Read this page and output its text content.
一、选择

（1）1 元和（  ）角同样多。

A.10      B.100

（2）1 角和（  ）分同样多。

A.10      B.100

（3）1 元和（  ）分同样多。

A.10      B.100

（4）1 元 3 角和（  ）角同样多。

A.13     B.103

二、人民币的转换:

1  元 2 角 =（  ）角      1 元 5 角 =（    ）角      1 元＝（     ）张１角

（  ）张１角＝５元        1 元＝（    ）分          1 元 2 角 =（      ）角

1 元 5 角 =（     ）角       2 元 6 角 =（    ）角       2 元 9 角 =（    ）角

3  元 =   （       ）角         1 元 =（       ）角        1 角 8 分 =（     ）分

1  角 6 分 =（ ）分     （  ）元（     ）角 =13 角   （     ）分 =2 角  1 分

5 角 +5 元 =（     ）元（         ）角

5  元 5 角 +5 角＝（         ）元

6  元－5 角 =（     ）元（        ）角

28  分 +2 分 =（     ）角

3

· · · · ·

● **Set task**
Type out the whole listing above again, exactly as it stands.

● **Solved exercise**
Read this page and output its text content.
一、选择

（1）1 元和（  ）角同样多。

A.10      B.100

（2）1 角和（  ）分同样多。

A.10      B.100

（3）1 元和（  ）分同样多。

A.10      B.100

（4）1 元 3 角和（  ）角同样多。

A.13     B.103

二、人民币的转换:

1  元 2 角 =（  ）角      1 元 5 角 =（    ）角      1 元＝（     ）张１角

（  ）张１角＝５元        1 元＝（    ）分          1 元 2 角 =（      ）角

1 元 5 角 =（     ）角       2 元 6 角 =（    ）角       2 元 9 角 =（    ）角

3  元 =   （       ）角         1 元 =（       ）角        1 角 8 分 =（     ）分

1  角 6 分 =（ ）分     （  ）元（     ）角 =13 角   （     ）分 =2 角  1 分

5 角 +5 元 =（     ）元（         ）角

5  元 5 角 +5 角＝（         ）元

6  元－5 角 =（     ）元（        ）角

28  分 +2 分 =（     ）角

3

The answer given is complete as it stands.